#### Data listing
◆ ◆ ◆ ◆ ◆

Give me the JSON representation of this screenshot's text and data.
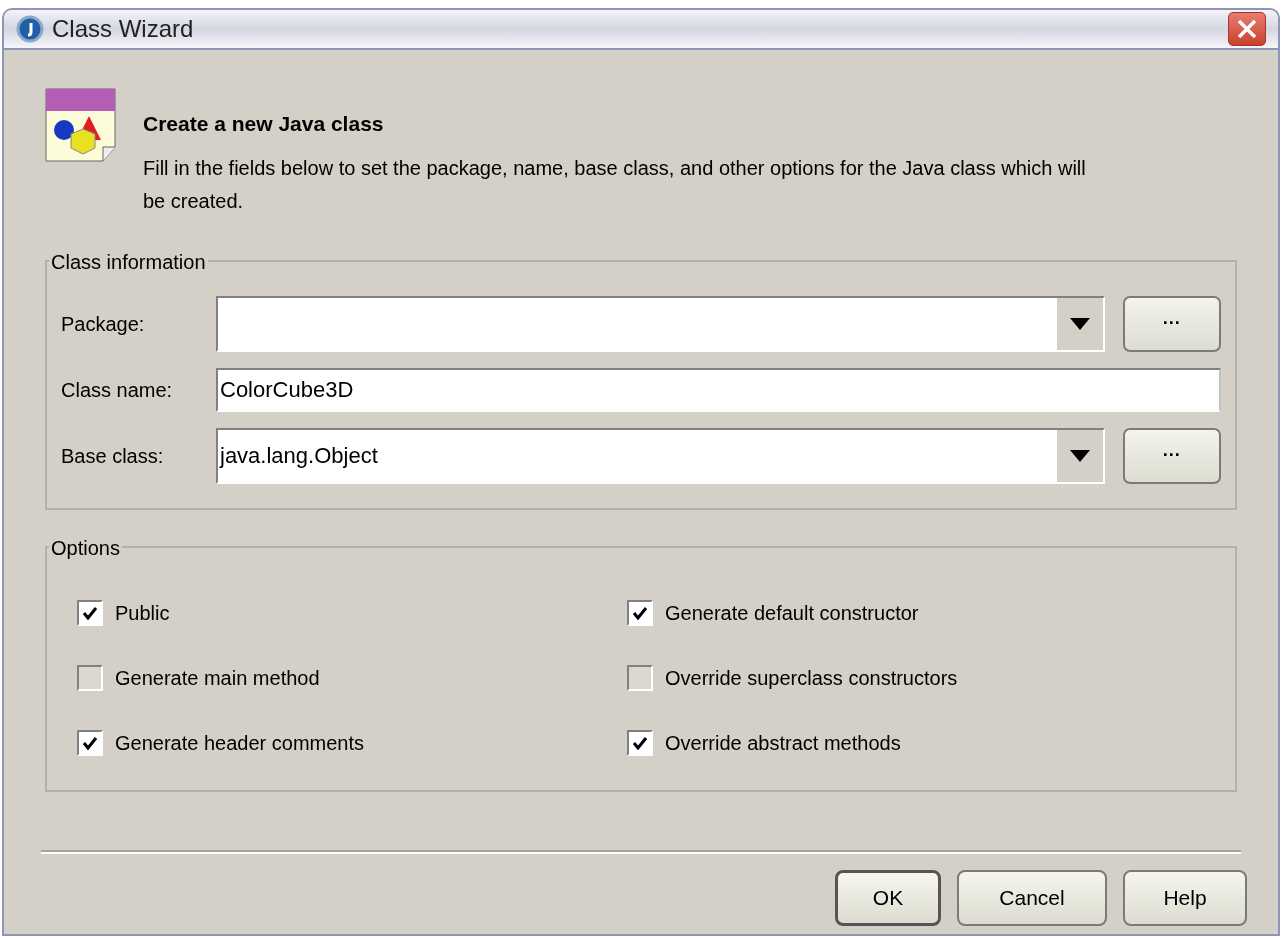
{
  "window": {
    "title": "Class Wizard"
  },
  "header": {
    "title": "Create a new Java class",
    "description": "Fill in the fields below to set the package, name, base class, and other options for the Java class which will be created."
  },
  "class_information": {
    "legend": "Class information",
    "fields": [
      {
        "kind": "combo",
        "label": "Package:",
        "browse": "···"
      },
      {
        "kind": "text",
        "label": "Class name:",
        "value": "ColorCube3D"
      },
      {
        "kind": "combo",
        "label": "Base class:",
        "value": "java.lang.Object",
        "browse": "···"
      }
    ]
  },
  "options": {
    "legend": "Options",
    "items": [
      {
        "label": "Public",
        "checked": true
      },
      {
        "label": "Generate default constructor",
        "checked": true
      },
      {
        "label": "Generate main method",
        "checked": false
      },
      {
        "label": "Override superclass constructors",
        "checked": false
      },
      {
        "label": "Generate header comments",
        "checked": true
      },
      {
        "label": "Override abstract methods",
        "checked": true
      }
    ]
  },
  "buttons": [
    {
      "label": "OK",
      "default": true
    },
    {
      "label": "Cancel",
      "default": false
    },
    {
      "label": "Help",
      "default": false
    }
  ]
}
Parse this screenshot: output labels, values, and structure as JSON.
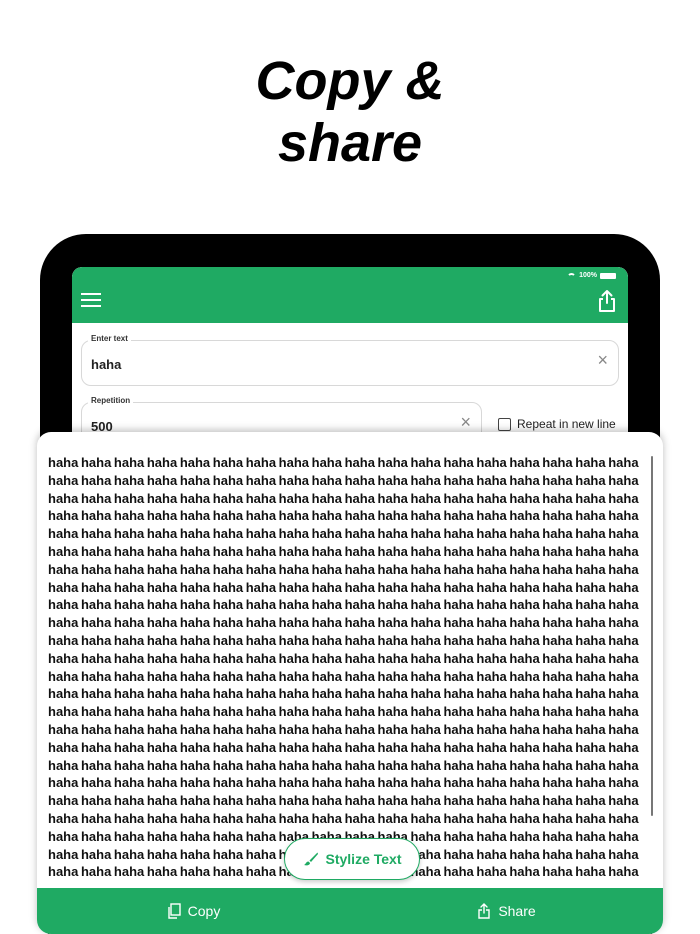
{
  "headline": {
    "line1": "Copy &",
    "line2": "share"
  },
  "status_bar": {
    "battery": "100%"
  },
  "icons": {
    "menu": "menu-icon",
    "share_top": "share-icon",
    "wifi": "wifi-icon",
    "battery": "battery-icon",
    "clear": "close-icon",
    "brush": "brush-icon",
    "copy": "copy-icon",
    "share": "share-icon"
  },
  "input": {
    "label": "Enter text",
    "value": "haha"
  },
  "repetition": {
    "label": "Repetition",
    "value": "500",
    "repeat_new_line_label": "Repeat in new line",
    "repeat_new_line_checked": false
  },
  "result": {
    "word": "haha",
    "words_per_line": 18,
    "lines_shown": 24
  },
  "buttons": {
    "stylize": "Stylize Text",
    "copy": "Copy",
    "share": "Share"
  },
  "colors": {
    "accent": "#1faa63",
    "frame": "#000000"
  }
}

◆ ◆ ◆ ◆ ◆

#### Aim
Return all of the entries exactly as written, but drop any pictures they hold.

#### Solution to this exercise
Give me the JSON representation of this screenshot's text and data.
{
  "window": {
    "title": "Class Wizard"
  },
  "header": {
    "title": "Create a new Java class",
    "description": "Fill in the fields below to set the package, name, base class, and other options for the Java class which will be created."
  },
  "class_information": {
    "legend": "Class information",
    "fields": [
      {
        "kind": "combo",
        "label": "Package:",
        "browse": "···"
      },
      {
        "kind": "text",
        "label": "Class name:",
        "value": "ColorCube3D"
      },
      {
        "kind": "combo",
        "label": "Base class:",
        "value": "java.lang.Object",
        "browse": "···"
      }
    ]
  },
  "options": {
    "legend": "Options",
    "items": [
      {
        "label": "Public",
        "checked": true
      },
      {
        "label": "Generate default constructor",
        "checked": true
      },
      {
        "label": "Generate main method",
        "checked": false
      },
      {
        "label": "Override superclass constructors",
        "checked": false
      },
      {
        "label": "Generate header comments",
        "checked": true
      },
      {
        "label": "Override abstract methods",
        "checked": true
      }
    ]
  },
  "buttons": [
    {
      "label": "OK",
      "default": true
    },
    {
      "label": "Cancel",
      "default": false
    },
    {
      "label": "Help",
      "default": false
    }
  ]
}
Parse this screenshot: output labels, values, and structure as JSON.
{
  "headline": {
    "line1": "Copy &",
    "line2": "share"
  },
  "status_bar": {
    "battery": "100%"
  },
  "icons": {
    "menu": "menu-icon",
    "share_top": "share-icon",
    "wifi": "wifi-icon",
    "battery": "battery-icon",
    "clear": "close-icon",
    "brush": "brush-icon",
    "copy": "copy-icon",
    "share": "share-icon"
  },
  "input": {
    "label": "Enter text",
    "value": "haha"
  },
  "repetition": {
    "label": "Repetition",
    "value": "500",
    "repeat_new_line_label": "Repeat in new line",
    "repeat_new_line_checked": false
  },
  "result": {
    "word": "haha",
    "words_per_line": 18,
    "lines_shown": 24
  },
  "buttons": {
    "stylize": "Stylize Text",
    "copy": "Copy",
    "share": "Share"
  },
  "colors": {
    "accent": "#1faa63",
    "frame": "#000000"
  }
}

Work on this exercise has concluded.